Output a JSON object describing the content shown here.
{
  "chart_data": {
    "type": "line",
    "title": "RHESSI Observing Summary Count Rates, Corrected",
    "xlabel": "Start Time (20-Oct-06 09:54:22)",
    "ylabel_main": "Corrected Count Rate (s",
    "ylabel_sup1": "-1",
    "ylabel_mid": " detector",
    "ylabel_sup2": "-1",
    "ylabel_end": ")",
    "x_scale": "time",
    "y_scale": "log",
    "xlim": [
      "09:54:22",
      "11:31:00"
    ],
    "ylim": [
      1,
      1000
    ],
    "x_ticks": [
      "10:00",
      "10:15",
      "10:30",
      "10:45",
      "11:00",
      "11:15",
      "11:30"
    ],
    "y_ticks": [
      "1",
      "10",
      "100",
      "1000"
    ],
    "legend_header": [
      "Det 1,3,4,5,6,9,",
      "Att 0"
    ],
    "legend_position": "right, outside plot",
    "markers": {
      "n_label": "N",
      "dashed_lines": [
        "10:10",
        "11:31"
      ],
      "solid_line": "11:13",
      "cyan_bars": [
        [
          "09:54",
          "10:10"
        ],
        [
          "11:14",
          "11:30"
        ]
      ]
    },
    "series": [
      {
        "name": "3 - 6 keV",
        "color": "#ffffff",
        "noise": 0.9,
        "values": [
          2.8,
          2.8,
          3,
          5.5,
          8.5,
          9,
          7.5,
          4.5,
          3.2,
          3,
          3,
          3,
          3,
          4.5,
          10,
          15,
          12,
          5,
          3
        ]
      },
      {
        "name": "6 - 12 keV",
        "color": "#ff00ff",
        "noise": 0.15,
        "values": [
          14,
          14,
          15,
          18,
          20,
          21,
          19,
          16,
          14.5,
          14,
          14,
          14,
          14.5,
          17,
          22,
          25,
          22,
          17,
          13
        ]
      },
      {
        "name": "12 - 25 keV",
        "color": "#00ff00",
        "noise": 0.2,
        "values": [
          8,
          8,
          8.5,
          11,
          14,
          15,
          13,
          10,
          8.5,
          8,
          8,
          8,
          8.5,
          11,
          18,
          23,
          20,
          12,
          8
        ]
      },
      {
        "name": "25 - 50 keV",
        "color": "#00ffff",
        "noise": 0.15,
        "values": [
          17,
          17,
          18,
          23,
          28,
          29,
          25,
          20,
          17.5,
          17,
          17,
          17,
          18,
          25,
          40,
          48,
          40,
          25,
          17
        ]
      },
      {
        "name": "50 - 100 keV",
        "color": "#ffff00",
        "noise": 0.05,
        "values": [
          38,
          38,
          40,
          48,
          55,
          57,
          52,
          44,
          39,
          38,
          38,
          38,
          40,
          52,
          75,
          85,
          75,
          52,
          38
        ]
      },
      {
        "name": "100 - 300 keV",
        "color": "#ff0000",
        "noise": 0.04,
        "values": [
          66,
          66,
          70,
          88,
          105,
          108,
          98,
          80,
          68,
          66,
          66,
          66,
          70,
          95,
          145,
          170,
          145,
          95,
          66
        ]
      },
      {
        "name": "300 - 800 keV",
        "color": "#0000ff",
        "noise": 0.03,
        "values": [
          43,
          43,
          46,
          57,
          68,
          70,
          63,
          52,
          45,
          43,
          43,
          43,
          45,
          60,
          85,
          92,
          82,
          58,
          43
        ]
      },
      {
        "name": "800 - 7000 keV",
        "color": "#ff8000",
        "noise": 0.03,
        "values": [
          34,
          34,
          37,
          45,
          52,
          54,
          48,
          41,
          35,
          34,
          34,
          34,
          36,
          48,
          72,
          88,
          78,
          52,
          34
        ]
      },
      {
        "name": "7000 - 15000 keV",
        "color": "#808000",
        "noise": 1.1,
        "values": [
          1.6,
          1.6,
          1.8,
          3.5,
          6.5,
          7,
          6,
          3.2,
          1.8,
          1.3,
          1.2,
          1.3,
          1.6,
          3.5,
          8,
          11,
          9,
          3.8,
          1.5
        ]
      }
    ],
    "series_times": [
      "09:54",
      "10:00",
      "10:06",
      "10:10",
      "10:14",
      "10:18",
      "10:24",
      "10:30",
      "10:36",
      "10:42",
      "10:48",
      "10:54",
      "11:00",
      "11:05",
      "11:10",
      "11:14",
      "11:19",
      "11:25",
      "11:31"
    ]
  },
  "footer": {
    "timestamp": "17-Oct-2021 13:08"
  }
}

━━━━━━━━━━━━━━━━━━━━━━━━━━━━━━

### Exercise task
Copy out every line of the listing that includes the string "Corrected".

### Output of the task
    "title": "RHESSI Observing Summary Count Rates, Corrected",
    "ylabel_main": "Corrected Count Rate (s",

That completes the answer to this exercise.